Data items:

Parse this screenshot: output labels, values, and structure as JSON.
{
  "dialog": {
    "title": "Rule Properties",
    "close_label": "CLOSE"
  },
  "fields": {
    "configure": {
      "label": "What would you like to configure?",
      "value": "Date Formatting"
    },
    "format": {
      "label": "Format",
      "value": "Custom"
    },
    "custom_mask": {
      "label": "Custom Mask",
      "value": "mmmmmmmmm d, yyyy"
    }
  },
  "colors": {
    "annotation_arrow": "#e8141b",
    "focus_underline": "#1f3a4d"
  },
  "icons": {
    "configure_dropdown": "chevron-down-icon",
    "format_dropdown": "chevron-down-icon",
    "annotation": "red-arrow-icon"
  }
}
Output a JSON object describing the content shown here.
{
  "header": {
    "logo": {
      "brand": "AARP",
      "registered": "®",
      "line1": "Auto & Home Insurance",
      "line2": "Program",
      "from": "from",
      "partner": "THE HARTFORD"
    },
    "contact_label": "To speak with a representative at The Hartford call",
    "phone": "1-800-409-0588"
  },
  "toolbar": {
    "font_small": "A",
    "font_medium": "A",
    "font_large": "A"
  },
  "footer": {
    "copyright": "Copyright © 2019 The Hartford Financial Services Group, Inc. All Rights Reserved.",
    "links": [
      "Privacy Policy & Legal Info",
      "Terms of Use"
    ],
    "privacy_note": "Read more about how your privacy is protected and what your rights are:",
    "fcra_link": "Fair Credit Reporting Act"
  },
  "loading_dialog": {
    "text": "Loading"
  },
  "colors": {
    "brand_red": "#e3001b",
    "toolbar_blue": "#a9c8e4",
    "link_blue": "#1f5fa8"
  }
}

_INSTRUCTION_.
Where a line contains the string "chevron", extract that line.

_SOLUTION FOR THIS EXERCISE_.
    "configure_dropdown": "chevron-down-icon",
    "format_dropdown": "chevron-down-icon",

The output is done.